*Your instructions*. Copy out each line that mentions the word "fathers".
###
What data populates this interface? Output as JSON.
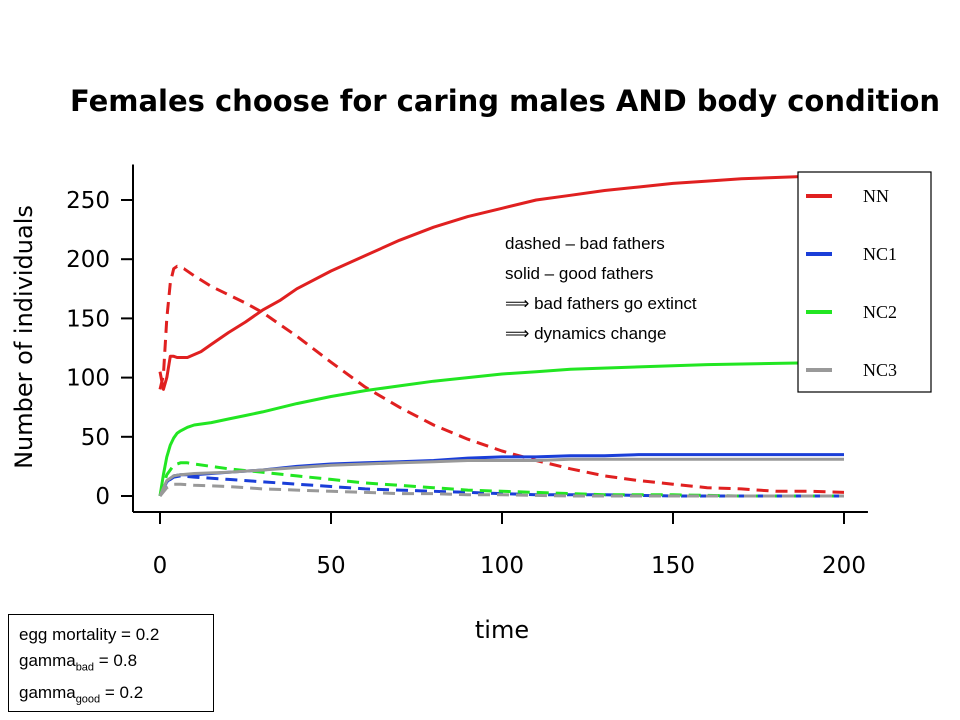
{
  "chart_data": {
    "type": "line",
    "title": "Females choose for caring males AND body condition",
    "xlabel": "time",
    "ylabel": "Number of individuals",
    "xlim": [
      0,
      207
    ],
    "ylim": [
      -12,
      280
    ],
    "xticks": [
      0,
      50,
      100,
      150,
      200
    ],
    "yticks": [
      0,
      50,
      100,
      150,
      200,
      250
    ],
    "xtick_labels": [
      "0",
      "50",
      "100",
      "150",
      "200"
    ],
    "ytick_labels": [
      "0",
      "50",
      "100",
      "150",
      "200",
      "250"
    ],
    "grid": false,
    "legend_position": "top-right",
    "legend": [
      {
        "label": "NN",
        "color": "#e02020"
      },
      {
        "label": "NC1",
        "color": "#1a3ed8"
      },
      {
        "label": "NC2",
        "color": "#22e622"
      },
      {
        "label": "NC3",
        "color": "#999999"
      }
    ],
    "annotations": [
      "dashed – bad fathers",
      "solid – good fathers",
      "⟹ bad fathers go extinct",
      "⟹ dynamics change"
    ],
    "series": [
      {
        "name": "NN",
        "style": "solid",
        "color": "#e02020",
        "x": [
          0,
          1,
          2,
          3,
          4,
          5,
          8,
          12,
          15,
          20,
          25,
          30,
          35,
          40,
          50,
          60,
          70,
          80,
          90,
          100,
          110,
          120,
          130,
          140,
          150,
          160,
          170,
          180,
          190,
          200
        ],
        "y": [
          105,
          90,
          100,
          118,
          118,
          117,
          117,
          122,
          128,
          138,
          147,
          157,
          165,
          175,
          190,
          203,
          216,
          227,
          236,
          243,
          250,
          254,
          258,
          261,
          264,
          266,
          268,
          269,
          270,
          270
        ]
      },
      {
        "name": "NN",
        "style": "dashed",
        "color": "#e02020",
        "x": [
          0,
          1,
          2,
          3,
          4,
          5,
          7,
          10,
          15,
          20,
          25,
          30,
          40,
          50,
          60,
          70,
          80,
          90,
          100,
          110,
          120,
          130,
          140,
          150,
          160,
          170,
          180,
          190,
          200
        ],
        "y": [
          90,
          102,
          150,
          180,
          192,
          194,
          192,
          186,
          177,
          170,
          163,
          155,
          135,
          113,
          92,
          75,
          60,
          48,
          38,
          30,
          23,
          17,
          13,
          10,
          7,
          6,
          4,
          4,
          3
        ]
      },
      {
        "name": "NC1",
        "style": "solid",
        "color": "#1a3ed8",
        "x": [
          0,
          2,
          4,
          6,
          10,
          20,
          30,
          40,
          50,
          60,
          70,
          80,
          90,
          100,
          110,
          120,
          130,
          140,
          150,
          170,
          200
        ],
        "y": [
          0,
          12,
          17,
          18,
          18,
          20,
          22,
          25,
          27,
          28,
          29,
          30,
          32,
          33,
          33,
          34,
          34,
          35,
          35,
          35,
          35
        ]
      },
      {
        "name": "NC1",
        "style": "dashed",
        "color": "#1a3ed8",
        "x": [
          0,
          2,
          4,
          6,
          10,
          20,
          30,
          40,
          50,
          60,
          70,
          80,
          90,
          100,
          110,
          120,
          130,
          150,
          170,
          200
        ],
        "y": [
          0,
          12,
          16,
          17,
          16,
          14,
          12,
          10,
          8,
          6,
          5,
          4,
          3,
          2,
          1,
          1,
          1,
          0,
          0,
          0
        ]
      },
      {
        "name": "NC2",
        "style": "solid",
        "color": "#22e622",
        "x": [
          0,
          1,
          2,
          3,
          4,
          5,
          6,
          8,
          10,
          15,
          20,
          25,
          30,
          40,
          50,
          60,
          70,
          80,
          90,
          100,
          110,
          120,
          140,
          160,
          180,
          200
        ],
        "y": [
          0,
          18,
          33,
          43,
          49,
          53,
          55,
          58,
          60,
          62,
          65,
          68,
          71,
          78,
          84,
          89,
          93,
          97,
          100,
          103,
          105,
          107,
          109,
          111,
          112,
          113
        ]
      },
      {
        "name": "NC2",
        "style": "dashed",
        "color": "#22e622",
        "x": [
          0,
          2,
          4,
          6,
          8,
          10,
          15,
          20,
          30,
          40,
          50,
          60,
          70,
          80,
          90,
          100,
          110,
          120,
          130,
          150,
          170,
          200
        ],
        "y": [
          0,
          18,
          26,
          28,
          28,
          27,
          25,
          23,
          20,
          17,
          14,
          11,
          9,
          7,
          5,
          4,
          3,
          2,
          1,
          1,
          0,
          0
        ]
      },
      {
        "name": "NC3",
        "style": "solid",
        "color": "#999999",
        "x": [
          0,
          2,
          4,
          6,
          10,
          20,
          30,
          40,
          50,
          60,
          70,
          80,
          90,
          100,
          110,
          120,
          140,
          160,
          200
        ],
        "y": [
          0,
          13,
          17,
          18,
          19,
          20,
          22,
          24,
          26,
          27,
          28,
          29,
          30,
          30,
          30,
          31,
          31,
          31,
          31
        ]
      },
      {
        "name": "NC3",
        "style": "dashed",
        "color": "#999999",
        "x": [
          0,
          2,
          4,
          6,
          10,
          20,
          30,
          40,
          50,
          60,
          70,
          80,
          90,
          100,
          120,
          150,
          200
        ],
        "y": [
          0,
          7,
          10,
          10,
          9,
          8,
          6,
          5,
          4,
          3,
          2,
          2,
          1,
          1,
          0,
          0,
          0
        ]
      }
    ]
  },
  "params": {
    "line1": "egg mortality = 0.2",
    "line2_prefix": "gamma",
    "line2_sub": "bad",
    "line2_value": " = 0.8",
    "line3_prefix": "gamma",
    "line3_sub": "good",
    "line3_value": " = 0.2"
  }
}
###
*Expected output*.
      "dashed – bad fathers",
      "solid – good fathers",
      "⟹ bad fathers go extinct",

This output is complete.